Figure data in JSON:
++++++
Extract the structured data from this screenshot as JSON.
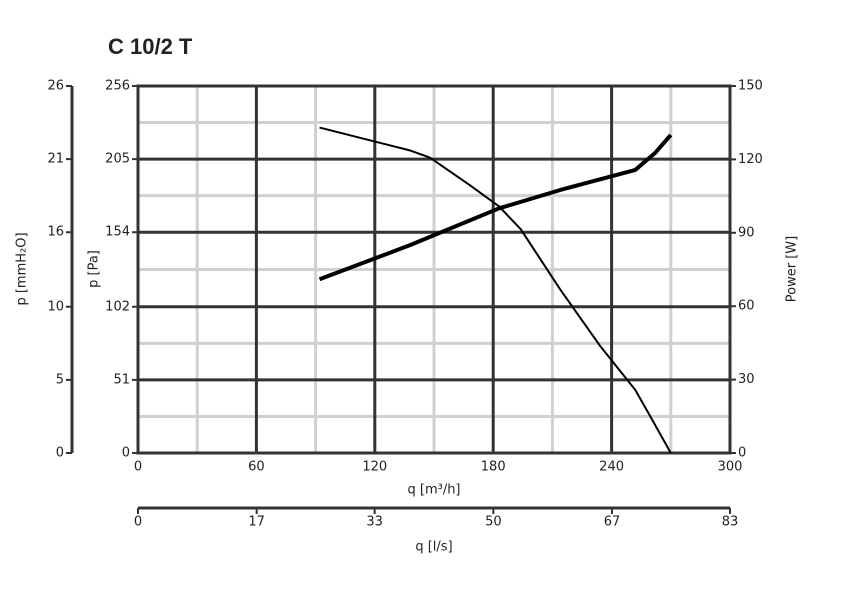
{
  "chart_data": {
    "type": "line",
    "title": "C 10/2 T",
    "x_label": "q [m³/h]",
    "x2_label": "q [l/s]",
    "y_label": "p [Pa]",
    "y2_label": "Power [W]",
    "y3_label": "p [mmH₂O]",
    "xlim": [
      0,
      300
    ],
    "xticks": [
      0,
      60,
      120,
      180,
      240,
      300
    ],
    "x2lim": [
      0,
      83.3
    ],
    "x2ticks": [
      0,
      {
        "value": 16.7,
        "label": "17"
      },
      {
        "value": 33.3,
        "label": "33"
      },
      50,
      {
        "value": 66.7,
        "label": "67"
      },
      {
        "value": 83.3,
        "label": "83"
      }
    ],
    "ylim": [
      0,
      256
    ],
    "yticks": [
      0,
      51,
      102,
      154,
      205,
      256
    ],
    "y2lim": [
      0,
      150
    ],
    "y2ticks": [
      0,
      30,
      60,
      90,
      120,
      150
    ],
    "y3lim": [
      0,
      26.1
    ],
    "y3ticks": [
      0,
      {
        "value": 5.2,
        "label": "5"
      },
      {
        "value": 10.4,
        "label": "10"
      },
      {
        "value": 15.7,
        "label": "16"
      },
      {
        "value": 20.9,
        "label": "21"
      },
      {
        "value": 26.1,
        "label": "26"
      }
    ],
    "grid": true,
    "minor_grid": true,
    "series": [
      {
        "color": "#000000",
        "width": 2,
        "x": [
          92,
          138,
          148,
          168,
          183,
          194,
          214,
          234,
          252,
          259,
          270
        ],
        "values": [
          227,
          211,
          206,
          187,
          172,
          156,
          114,
          75,
          44,
          27,
          0
        ]
      },
      {
        "color": "#000000",
        "width": 4,
        "axis": "y2",
        "x": [
          92,
          138,
          183,
          214,
          252,
          262,
          270
        ],
        "values": [
          71,
          85,
          100,
          107.5,
          115.7,
          122.6,
          130
        ]
      }
    ]
  }
}
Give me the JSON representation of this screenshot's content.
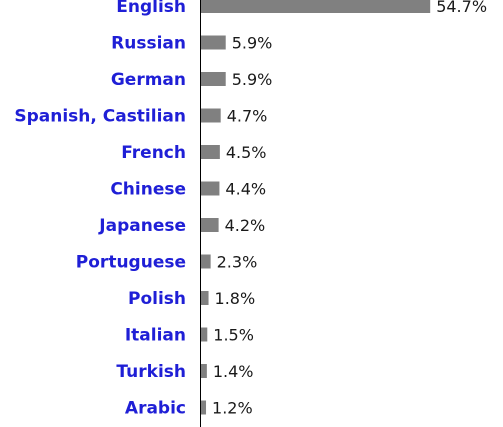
{
  "chart_data": {
    "type": "bar",
    "orientation": "horizontal",
    "categories": [
      "English",
      "Russian",
      "German",
      "Spanish, Castilian",
      "French",
      "Chinese",
      "Japanese",
      "Portuguese",
      "Polish",
      "Italian",
      "Turkish",
      "Arabic"
    ],
    "values": [
      54.7,
      5.9,
      5.9,
      4.7,
      4.5,
      4.4,
      4.2,
      2.3,
      1.8,
      1.5,
      1.4,
      1.2
    ],
    "value_labels": [
      "54.7%",
      "5.9%",
      "5.9%",
      "4.7%",
      "4.5%",
      "4.4%",
      "4.2%",
      "2.3%",
      "1.8%",
      "1.5%",
      "1.4%",
      "1.2%"
    ],
    "unit": "%",
    "colors": {
      "bar": "#808080",
      "category_label": "#1f1fd6",
      "value_label": "#1a1a1a",
      "axis": "#000000"
    }
  }
}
++++++
For the data above, state only how many lines include the word "this".

REPLY
2